■ **Dataset entries**:
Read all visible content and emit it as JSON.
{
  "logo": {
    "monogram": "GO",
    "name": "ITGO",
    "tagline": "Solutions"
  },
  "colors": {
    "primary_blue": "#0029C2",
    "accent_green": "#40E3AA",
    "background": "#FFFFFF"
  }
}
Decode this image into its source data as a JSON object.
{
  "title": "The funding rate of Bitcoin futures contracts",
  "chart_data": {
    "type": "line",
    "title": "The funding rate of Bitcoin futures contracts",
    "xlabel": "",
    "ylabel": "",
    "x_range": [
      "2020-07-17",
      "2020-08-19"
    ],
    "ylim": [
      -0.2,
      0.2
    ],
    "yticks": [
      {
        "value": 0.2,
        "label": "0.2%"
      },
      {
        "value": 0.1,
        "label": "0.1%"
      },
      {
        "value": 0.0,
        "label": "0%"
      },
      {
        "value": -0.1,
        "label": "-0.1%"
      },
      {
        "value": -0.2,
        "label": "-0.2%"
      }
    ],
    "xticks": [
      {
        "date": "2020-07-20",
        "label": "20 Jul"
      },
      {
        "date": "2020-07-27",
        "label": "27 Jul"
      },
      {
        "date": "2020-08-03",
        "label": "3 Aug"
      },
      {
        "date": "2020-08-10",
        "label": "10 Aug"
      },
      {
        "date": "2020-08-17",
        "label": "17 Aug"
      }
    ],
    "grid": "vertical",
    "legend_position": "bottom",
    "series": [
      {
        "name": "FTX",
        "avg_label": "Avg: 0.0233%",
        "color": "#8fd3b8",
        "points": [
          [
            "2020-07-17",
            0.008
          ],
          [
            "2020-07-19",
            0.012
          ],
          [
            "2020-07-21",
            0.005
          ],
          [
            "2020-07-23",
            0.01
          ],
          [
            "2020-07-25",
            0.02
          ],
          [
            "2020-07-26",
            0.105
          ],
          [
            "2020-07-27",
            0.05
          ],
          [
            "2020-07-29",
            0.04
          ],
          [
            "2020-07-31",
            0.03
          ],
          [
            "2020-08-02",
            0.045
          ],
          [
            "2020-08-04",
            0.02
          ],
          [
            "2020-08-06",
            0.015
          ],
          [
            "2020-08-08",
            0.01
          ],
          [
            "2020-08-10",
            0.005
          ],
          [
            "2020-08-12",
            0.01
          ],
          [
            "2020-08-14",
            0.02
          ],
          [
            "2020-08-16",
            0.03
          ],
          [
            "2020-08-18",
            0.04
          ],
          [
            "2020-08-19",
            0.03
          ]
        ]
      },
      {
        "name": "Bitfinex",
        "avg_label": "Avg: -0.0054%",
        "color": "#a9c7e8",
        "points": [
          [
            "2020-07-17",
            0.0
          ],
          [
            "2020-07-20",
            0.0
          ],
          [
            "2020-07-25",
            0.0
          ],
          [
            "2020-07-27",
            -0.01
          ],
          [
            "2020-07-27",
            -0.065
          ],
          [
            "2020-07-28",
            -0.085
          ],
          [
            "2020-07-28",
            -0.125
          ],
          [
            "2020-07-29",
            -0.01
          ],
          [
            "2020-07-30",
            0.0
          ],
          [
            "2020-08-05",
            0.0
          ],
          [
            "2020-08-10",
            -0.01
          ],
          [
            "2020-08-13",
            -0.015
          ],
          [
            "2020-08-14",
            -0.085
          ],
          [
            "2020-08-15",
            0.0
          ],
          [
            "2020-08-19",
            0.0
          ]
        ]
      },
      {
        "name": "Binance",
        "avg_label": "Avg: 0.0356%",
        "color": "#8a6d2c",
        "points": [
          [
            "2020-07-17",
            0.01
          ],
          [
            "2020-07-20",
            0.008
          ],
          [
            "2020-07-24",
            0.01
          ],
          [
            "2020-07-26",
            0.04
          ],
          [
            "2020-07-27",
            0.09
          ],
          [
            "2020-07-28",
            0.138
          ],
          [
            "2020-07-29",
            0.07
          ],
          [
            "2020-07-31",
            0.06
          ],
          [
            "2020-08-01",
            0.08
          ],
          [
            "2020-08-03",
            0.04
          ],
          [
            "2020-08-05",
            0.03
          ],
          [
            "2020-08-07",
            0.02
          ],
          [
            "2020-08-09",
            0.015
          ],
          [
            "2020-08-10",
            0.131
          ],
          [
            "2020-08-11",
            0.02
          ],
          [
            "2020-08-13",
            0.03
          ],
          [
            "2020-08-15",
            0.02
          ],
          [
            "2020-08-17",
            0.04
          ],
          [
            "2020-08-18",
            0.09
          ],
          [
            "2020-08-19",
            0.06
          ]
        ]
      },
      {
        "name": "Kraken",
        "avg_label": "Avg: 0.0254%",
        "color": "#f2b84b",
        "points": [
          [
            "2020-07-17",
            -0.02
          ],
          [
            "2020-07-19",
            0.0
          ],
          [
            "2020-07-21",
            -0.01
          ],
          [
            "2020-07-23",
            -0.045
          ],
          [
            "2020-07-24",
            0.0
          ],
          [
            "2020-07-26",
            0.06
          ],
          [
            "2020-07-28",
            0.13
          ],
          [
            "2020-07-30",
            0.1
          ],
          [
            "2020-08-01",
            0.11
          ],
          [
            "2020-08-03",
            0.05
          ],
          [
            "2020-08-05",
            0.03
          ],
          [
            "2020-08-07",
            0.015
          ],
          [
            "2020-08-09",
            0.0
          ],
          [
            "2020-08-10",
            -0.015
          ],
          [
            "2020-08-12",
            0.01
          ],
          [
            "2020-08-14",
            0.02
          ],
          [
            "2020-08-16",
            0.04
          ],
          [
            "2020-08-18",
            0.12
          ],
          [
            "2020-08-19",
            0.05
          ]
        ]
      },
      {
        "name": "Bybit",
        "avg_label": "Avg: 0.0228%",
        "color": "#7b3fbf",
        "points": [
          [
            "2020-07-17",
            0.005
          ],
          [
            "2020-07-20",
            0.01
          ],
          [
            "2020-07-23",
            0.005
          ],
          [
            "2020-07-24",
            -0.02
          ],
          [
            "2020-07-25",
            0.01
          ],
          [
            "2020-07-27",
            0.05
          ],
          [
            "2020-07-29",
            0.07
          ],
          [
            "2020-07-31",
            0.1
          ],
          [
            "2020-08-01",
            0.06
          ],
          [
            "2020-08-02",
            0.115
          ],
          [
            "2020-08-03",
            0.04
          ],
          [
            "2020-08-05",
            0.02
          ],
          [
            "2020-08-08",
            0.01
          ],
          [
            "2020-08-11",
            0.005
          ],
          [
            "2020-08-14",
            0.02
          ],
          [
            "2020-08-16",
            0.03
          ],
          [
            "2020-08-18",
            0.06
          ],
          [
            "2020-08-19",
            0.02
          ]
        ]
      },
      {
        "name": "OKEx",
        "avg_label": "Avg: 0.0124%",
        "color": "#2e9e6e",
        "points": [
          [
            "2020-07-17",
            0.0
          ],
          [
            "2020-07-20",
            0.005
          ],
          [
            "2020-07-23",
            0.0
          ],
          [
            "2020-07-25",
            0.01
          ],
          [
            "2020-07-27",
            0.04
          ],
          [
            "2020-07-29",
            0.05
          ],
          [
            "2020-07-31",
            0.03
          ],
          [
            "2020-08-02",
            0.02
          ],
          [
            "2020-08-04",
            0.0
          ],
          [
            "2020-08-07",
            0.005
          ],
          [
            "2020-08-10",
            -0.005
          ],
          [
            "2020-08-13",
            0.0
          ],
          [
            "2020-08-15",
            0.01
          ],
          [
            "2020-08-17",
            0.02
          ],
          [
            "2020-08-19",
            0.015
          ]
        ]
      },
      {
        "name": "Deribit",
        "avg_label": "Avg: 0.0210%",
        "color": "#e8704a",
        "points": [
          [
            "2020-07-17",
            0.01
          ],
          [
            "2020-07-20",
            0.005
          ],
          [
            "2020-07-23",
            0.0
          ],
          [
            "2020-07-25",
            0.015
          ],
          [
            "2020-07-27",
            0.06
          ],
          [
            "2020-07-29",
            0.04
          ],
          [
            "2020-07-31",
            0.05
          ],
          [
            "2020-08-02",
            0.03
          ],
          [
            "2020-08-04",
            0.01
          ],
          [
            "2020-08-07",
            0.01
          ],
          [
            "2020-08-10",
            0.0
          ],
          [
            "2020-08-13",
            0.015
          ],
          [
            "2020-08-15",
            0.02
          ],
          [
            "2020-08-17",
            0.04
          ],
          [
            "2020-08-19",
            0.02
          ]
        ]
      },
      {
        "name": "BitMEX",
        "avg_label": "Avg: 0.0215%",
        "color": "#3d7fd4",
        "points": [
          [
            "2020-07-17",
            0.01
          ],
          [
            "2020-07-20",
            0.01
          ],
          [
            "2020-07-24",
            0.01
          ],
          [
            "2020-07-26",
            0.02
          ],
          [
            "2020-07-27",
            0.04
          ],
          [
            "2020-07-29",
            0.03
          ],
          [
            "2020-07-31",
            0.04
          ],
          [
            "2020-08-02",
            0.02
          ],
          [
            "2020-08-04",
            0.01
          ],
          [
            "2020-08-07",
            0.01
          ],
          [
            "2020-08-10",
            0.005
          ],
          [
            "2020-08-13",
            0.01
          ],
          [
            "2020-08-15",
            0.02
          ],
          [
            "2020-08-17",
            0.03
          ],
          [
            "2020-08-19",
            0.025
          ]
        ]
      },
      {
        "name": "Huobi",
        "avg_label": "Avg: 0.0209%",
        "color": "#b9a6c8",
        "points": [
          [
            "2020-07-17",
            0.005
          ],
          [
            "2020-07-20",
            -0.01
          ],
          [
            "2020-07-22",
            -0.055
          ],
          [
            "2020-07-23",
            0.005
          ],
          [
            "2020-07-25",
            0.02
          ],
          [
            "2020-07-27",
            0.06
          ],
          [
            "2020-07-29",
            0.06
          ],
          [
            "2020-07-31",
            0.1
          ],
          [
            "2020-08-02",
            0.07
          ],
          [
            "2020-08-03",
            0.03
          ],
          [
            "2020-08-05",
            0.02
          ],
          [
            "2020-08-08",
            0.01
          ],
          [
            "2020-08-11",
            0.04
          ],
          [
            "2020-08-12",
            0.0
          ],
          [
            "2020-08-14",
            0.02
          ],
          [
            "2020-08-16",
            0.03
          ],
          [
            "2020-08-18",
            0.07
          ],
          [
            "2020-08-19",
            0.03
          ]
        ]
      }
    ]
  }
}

■ **What the task requires**: Copy each line of the listing that holds the word "title".

■ **Solved exercise**:
  "title": "The funding rate of Bitcoin futures contracts",
    "title": "The funding rate of Bitcoin futures contracts",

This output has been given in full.